*Required work*: Where the string "University" occurs in the material below, report the whole line.

*Input material*:
◇ ◇ ◇ ◇ ◇ ◇ ◇

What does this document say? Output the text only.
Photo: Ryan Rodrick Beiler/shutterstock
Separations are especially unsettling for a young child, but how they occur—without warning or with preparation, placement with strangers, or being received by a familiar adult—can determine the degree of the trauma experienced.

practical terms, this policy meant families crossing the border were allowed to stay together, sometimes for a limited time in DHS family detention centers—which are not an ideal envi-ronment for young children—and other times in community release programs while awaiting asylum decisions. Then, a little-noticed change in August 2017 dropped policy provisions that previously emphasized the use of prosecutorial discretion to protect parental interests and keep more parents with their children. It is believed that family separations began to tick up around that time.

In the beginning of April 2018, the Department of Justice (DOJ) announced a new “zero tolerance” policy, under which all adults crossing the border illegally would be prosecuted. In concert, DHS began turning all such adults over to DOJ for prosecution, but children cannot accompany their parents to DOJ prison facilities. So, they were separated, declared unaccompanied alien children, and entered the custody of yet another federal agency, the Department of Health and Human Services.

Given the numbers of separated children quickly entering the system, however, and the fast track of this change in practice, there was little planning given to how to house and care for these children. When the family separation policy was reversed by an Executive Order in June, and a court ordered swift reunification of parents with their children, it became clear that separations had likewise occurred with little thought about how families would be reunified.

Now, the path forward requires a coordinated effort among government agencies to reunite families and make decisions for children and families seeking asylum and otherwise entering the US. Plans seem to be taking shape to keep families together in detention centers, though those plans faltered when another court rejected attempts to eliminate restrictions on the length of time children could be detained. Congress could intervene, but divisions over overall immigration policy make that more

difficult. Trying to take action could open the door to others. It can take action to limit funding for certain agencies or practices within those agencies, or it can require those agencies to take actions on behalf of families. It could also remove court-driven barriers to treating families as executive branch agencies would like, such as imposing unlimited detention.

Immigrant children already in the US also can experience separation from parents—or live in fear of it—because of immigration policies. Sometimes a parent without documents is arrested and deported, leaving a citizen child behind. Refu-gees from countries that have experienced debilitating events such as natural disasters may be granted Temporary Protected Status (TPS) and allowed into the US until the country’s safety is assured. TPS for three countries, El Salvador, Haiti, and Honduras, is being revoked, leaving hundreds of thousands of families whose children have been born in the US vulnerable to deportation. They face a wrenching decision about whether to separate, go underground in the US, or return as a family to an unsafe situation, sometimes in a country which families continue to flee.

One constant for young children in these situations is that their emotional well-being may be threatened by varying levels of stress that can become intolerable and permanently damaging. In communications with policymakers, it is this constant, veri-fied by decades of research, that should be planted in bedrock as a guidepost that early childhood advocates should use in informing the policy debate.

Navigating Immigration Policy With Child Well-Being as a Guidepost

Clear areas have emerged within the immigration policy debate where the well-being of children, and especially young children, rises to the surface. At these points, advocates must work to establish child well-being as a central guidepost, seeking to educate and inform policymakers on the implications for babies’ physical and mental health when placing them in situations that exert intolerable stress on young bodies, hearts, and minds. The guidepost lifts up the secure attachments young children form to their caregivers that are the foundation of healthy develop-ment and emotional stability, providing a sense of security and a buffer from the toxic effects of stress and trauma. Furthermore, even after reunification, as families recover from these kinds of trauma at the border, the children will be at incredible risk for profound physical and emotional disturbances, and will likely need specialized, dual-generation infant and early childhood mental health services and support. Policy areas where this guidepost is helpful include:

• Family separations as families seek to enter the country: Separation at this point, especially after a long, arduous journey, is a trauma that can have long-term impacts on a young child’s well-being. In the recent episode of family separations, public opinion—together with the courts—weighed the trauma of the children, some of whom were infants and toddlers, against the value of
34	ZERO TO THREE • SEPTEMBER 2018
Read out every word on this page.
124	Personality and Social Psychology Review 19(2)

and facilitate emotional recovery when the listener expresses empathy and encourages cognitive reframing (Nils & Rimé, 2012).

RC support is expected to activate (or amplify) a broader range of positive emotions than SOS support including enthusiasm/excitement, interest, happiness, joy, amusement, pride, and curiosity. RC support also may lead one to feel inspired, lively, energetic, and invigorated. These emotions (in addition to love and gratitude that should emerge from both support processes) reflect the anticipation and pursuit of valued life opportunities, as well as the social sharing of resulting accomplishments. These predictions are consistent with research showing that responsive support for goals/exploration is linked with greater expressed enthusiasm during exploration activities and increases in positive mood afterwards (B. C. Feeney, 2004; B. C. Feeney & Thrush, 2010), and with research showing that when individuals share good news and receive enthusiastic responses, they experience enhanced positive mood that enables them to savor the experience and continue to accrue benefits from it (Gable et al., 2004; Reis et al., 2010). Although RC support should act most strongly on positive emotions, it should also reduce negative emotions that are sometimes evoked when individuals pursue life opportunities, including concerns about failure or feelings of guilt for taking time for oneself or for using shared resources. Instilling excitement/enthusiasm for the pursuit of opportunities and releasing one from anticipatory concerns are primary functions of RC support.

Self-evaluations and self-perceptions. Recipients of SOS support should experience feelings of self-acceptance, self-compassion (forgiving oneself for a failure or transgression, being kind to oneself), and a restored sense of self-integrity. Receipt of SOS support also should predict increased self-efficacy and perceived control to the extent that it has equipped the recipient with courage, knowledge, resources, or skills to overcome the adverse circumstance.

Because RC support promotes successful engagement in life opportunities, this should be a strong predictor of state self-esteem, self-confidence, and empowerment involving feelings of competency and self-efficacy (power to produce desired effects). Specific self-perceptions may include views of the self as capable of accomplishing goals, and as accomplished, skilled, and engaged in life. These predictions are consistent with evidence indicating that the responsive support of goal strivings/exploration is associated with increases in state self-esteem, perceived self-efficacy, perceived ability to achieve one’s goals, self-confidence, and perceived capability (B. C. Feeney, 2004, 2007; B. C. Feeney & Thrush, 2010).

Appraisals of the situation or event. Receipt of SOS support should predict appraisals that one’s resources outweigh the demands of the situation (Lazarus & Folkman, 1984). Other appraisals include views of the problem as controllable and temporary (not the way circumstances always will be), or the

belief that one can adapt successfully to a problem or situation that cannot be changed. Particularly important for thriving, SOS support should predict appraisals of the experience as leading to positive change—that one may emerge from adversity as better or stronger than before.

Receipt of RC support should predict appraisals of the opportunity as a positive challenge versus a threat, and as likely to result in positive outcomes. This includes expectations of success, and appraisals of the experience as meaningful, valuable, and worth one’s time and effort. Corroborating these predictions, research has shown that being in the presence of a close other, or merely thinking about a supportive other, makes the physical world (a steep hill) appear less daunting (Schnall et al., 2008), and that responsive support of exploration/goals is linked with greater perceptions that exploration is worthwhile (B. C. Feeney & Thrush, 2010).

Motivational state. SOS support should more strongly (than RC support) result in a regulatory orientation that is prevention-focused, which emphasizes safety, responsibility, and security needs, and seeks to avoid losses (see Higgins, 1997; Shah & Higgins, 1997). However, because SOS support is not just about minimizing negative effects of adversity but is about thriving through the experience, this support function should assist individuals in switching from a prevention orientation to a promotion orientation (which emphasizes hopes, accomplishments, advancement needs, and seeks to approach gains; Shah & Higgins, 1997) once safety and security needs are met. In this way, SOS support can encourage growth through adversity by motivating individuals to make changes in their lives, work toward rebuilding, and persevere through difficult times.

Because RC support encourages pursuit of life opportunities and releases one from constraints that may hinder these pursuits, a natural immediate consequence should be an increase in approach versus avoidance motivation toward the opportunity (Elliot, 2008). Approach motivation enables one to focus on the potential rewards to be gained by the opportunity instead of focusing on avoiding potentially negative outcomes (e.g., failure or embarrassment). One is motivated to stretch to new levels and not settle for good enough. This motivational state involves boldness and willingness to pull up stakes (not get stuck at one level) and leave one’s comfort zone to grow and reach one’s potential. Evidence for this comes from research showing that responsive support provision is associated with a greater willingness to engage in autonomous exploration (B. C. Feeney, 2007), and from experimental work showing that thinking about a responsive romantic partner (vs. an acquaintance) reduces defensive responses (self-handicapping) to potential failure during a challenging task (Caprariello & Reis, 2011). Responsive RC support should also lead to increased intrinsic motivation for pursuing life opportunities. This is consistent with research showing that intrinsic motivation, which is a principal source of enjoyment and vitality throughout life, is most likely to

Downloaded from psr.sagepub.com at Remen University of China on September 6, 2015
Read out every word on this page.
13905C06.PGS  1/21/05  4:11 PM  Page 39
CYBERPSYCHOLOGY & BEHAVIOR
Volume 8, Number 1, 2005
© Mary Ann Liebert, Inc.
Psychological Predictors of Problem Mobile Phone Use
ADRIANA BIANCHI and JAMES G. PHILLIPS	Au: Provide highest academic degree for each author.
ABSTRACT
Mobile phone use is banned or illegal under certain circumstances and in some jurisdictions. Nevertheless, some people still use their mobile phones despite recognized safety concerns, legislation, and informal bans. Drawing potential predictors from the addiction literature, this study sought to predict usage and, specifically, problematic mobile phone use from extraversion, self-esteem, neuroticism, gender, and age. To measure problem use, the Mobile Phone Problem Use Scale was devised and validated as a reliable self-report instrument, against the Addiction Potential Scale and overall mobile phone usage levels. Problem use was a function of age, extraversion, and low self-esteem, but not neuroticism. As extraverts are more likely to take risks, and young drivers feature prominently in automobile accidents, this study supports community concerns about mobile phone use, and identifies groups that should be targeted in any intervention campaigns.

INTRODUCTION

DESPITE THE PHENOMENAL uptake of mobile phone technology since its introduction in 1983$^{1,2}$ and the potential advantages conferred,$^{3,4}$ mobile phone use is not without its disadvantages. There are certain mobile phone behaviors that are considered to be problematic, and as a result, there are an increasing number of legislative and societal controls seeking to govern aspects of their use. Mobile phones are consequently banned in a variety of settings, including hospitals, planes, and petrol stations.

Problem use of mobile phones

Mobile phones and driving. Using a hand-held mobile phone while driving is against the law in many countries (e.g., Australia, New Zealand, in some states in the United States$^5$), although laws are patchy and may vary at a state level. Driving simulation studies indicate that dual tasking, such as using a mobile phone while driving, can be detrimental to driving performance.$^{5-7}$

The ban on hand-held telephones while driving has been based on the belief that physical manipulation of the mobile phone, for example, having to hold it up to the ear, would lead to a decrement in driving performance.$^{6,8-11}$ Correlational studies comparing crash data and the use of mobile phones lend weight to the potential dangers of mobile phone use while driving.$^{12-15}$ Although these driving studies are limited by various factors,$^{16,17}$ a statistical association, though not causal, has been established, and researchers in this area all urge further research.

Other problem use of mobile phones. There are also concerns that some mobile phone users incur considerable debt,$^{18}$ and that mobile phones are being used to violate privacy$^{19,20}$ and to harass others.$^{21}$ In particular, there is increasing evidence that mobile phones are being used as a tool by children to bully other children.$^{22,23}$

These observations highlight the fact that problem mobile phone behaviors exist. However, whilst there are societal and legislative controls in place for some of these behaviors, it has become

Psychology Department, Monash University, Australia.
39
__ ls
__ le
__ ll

◇ ◇ ◇ ◇ ◇ ◇ ◇

*Written reply*:
Downloaded from psr.sagepub.com at Remen University of China on September 6, 2015
Psychology Department, Monash University, Australia.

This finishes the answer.